_ITEMS_.
+===+

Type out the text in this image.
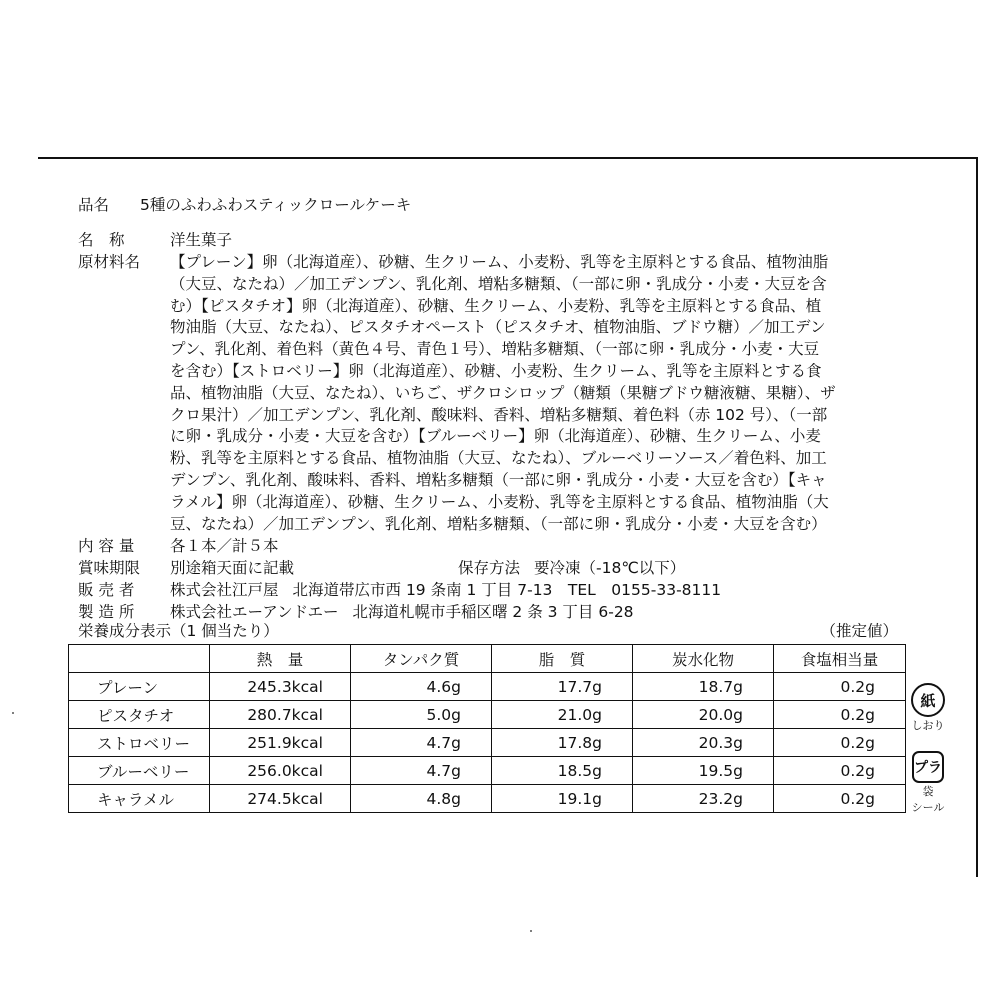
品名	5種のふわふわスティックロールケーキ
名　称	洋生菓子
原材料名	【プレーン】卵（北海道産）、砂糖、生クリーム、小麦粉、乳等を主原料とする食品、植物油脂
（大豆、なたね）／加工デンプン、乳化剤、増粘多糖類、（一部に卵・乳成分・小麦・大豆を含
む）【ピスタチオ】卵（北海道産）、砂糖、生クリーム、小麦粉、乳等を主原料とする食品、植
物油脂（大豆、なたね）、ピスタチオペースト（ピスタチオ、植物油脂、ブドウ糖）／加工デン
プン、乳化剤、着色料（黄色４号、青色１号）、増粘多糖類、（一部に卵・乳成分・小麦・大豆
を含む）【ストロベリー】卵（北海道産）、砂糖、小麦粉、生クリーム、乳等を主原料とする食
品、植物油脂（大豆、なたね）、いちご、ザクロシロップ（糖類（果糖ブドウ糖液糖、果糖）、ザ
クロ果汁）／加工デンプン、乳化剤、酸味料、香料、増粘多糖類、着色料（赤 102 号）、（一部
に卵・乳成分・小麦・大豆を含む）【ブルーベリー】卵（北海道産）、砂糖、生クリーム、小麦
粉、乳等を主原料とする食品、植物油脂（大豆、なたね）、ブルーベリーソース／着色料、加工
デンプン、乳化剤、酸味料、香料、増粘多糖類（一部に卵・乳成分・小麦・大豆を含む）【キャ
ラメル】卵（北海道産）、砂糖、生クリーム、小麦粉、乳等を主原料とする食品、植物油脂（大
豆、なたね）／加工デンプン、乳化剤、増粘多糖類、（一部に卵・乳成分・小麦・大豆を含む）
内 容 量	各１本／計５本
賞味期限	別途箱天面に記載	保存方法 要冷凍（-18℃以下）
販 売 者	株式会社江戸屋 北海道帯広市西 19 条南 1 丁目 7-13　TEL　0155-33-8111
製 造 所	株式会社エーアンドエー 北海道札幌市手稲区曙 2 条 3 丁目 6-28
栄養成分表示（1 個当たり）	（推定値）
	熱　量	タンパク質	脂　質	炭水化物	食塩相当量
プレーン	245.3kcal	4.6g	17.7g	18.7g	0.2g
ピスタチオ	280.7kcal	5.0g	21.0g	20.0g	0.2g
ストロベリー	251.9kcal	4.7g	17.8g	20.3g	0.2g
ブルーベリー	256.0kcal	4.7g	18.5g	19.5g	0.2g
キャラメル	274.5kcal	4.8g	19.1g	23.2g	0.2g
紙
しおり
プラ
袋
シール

+===+

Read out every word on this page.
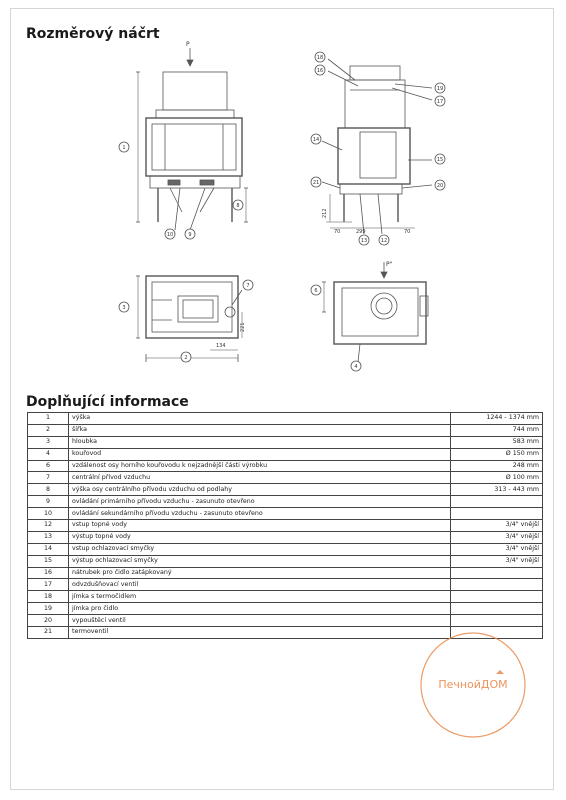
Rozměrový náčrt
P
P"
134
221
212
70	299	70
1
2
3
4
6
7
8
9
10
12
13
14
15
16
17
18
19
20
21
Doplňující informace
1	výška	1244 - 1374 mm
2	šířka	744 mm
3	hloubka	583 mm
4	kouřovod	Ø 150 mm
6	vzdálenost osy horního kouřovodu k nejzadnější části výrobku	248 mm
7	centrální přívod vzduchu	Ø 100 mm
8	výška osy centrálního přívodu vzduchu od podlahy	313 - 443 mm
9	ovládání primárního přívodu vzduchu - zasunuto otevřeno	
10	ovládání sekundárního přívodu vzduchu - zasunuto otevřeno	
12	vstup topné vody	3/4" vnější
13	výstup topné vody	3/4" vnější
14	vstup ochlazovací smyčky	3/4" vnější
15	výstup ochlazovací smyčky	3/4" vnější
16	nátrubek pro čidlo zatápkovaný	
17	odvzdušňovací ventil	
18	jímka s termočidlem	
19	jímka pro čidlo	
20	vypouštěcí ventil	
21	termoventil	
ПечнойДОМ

+===+

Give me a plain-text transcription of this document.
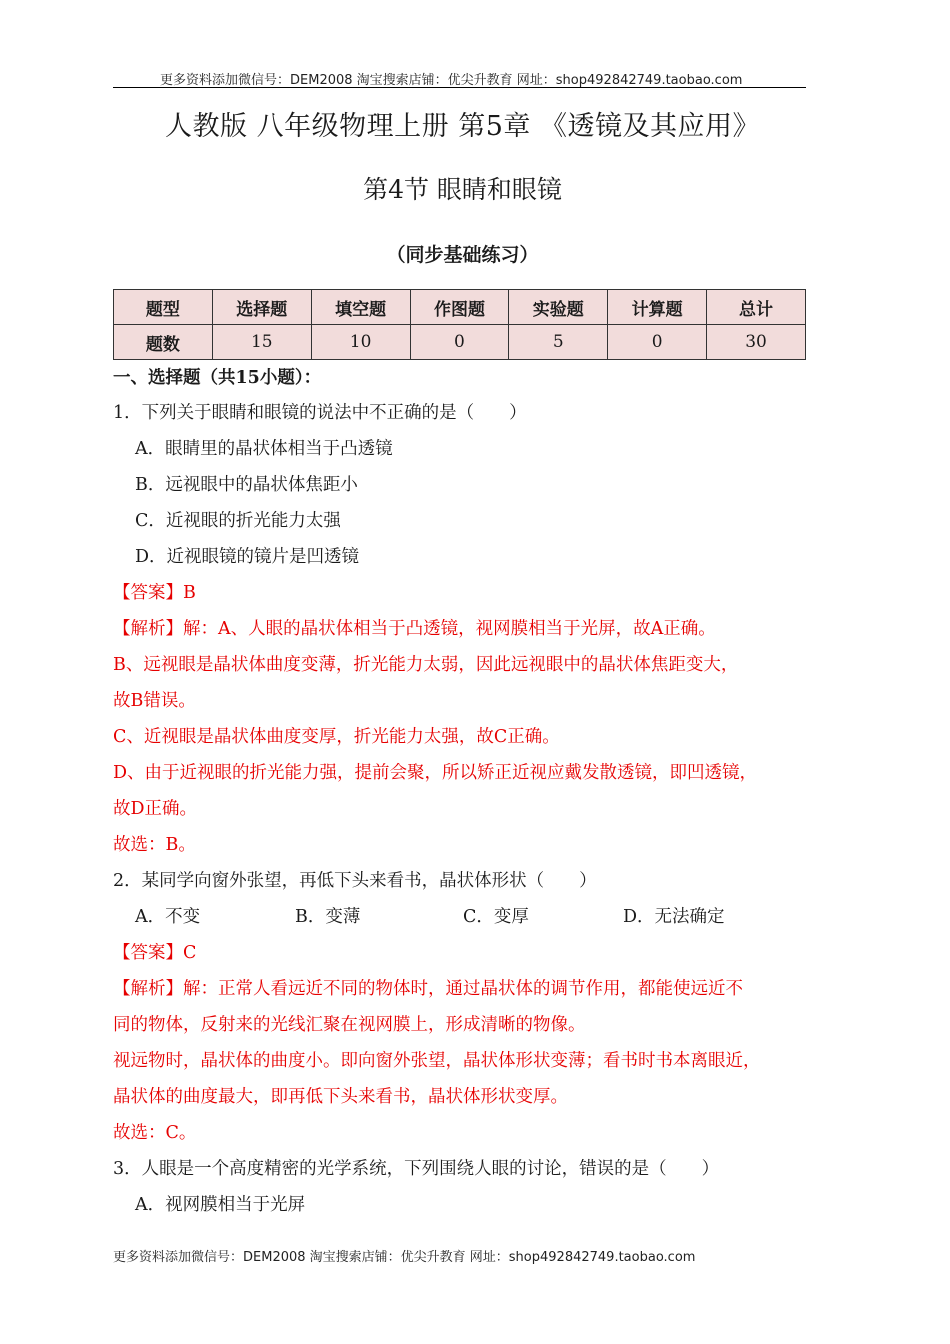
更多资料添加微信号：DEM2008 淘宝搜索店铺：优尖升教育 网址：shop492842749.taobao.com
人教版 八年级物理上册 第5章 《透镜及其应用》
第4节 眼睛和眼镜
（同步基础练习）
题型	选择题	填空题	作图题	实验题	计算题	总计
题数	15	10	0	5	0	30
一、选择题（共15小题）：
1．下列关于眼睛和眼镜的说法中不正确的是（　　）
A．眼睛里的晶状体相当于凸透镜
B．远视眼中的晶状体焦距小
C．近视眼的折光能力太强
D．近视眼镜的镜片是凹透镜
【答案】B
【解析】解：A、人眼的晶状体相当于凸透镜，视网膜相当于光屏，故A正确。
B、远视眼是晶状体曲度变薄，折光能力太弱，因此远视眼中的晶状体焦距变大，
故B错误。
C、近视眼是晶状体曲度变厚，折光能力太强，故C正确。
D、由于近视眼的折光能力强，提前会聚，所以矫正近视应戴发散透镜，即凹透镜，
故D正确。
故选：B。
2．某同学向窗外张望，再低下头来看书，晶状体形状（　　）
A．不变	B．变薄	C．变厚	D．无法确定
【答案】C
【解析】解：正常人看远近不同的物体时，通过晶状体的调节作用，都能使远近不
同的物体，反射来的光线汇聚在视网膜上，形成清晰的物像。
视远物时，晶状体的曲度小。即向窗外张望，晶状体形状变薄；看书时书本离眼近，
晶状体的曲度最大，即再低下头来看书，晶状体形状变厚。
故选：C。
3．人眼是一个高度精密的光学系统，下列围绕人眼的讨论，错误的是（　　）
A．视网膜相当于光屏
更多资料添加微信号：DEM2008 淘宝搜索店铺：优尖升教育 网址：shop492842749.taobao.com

+===+

_GOAL OF THE EXERCISE_.
Count how many lines contain "jímka" and give only that count.

_CORRECT RESPONSE_.
2